[STATED EXERCISE]: Find every line below that contains the word "title" and copy it out.

## begin

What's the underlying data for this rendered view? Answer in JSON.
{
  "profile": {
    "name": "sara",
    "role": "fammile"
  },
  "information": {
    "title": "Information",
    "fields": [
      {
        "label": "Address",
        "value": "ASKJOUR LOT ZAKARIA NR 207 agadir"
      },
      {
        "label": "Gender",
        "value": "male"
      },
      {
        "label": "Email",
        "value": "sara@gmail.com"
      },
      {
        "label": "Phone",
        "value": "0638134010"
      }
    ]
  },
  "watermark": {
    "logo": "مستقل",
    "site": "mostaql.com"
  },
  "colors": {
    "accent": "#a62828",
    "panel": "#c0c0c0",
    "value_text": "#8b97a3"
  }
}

## end
## begin

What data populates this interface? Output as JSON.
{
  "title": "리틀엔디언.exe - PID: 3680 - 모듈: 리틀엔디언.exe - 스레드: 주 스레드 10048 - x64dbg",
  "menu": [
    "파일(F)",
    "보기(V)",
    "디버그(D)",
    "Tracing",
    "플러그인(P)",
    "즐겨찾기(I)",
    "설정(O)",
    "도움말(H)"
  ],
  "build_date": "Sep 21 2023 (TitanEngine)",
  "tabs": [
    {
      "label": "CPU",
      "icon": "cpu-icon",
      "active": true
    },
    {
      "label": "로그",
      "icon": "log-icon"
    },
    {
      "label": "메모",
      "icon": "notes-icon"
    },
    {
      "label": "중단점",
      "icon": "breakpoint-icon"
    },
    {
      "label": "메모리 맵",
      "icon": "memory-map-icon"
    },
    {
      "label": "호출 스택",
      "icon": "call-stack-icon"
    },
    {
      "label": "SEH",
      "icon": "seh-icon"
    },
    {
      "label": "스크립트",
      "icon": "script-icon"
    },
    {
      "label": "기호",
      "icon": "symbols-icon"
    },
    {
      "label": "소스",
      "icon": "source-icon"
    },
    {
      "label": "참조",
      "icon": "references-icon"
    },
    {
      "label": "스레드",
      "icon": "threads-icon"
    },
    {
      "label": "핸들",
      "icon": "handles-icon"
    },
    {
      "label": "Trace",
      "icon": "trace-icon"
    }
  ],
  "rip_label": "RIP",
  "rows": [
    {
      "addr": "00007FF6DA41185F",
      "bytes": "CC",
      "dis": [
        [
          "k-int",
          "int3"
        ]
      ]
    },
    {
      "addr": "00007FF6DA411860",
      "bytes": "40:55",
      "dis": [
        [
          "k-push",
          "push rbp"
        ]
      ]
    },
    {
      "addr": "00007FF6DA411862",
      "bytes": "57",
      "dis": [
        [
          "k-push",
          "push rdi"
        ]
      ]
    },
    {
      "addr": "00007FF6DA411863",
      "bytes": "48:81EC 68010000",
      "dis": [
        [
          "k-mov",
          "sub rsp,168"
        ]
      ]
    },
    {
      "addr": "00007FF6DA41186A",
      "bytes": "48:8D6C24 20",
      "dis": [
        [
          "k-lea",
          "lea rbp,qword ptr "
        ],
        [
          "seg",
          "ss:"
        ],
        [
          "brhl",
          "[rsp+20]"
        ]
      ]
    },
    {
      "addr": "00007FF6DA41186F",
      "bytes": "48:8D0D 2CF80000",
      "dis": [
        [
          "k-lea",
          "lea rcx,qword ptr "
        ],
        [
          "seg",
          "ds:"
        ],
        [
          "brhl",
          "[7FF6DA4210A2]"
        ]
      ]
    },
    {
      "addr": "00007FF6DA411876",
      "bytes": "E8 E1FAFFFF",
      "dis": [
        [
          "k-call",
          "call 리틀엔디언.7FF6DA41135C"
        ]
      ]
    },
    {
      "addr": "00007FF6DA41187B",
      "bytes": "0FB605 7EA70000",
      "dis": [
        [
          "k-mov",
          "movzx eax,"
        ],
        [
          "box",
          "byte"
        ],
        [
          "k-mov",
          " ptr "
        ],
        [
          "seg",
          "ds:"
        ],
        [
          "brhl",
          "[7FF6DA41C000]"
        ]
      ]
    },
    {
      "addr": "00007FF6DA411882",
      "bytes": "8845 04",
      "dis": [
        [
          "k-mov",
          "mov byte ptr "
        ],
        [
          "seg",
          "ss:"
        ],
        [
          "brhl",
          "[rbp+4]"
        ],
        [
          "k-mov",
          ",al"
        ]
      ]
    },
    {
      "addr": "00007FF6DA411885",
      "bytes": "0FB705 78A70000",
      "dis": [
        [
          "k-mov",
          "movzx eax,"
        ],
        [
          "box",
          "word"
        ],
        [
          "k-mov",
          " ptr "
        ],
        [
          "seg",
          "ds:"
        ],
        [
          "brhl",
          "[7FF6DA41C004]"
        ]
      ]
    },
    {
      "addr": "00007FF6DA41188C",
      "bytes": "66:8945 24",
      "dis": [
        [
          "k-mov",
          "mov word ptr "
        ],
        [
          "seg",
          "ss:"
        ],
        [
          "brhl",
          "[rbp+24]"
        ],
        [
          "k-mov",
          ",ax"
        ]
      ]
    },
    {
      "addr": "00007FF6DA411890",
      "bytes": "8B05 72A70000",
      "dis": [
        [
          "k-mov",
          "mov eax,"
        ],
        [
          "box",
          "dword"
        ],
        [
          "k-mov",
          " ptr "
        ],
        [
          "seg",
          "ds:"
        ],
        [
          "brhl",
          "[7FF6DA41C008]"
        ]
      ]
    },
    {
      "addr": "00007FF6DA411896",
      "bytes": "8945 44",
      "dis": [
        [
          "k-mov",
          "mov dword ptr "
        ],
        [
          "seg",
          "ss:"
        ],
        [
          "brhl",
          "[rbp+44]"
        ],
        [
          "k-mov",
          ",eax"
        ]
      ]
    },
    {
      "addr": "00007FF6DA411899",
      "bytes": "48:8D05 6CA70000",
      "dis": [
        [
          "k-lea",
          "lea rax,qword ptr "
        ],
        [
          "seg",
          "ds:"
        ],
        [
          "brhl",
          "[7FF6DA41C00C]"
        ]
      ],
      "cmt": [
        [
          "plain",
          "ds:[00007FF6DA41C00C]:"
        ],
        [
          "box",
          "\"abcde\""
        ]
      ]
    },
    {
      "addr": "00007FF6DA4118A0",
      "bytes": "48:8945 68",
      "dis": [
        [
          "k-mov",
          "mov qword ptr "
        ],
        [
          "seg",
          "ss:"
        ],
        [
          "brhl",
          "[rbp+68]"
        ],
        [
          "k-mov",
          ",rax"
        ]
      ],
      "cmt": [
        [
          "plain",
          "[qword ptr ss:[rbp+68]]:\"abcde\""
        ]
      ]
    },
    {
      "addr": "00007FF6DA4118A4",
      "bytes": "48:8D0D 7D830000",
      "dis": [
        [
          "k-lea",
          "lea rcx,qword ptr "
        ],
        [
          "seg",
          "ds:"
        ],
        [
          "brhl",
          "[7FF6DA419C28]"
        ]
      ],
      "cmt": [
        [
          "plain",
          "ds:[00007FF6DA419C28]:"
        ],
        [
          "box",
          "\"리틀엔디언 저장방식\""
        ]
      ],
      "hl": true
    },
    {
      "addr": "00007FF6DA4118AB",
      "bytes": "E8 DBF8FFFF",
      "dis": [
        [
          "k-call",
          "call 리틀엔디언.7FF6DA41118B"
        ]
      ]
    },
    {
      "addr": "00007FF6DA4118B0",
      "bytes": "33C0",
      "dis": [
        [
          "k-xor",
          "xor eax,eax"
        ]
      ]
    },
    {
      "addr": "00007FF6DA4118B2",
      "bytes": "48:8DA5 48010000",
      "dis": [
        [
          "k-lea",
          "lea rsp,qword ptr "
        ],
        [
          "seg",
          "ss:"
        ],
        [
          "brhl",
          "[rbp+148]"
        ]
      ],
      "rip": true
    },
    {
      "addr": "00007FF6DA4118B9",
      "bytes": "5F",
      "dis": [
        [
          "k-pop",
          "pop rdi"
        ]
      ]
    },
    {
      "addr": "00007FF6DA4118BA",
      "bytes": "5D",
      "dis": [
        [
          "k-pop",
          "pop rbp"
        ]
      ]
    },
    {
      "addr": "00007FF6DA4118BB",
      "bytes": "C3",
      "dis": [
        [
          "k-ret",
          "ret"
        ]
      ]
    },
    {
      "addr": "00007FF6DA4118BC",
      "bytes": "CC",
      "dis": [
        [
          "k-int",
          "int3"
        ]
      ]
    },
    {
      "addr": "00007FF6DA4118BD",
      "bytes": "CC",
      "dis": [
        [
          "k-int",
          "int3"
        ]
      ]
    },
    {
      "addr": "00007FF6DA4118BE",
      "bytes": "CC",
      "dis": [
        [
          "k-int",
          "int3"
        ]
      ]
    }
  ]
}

## end

[TASK SOLUTION]:
    "title": "Information",
  "title": "리틀엔디언.exe - PID: 3680 - 모듈: 리틀엔디언.exe - 스레드: 주 스레드 10048 - x64dbg",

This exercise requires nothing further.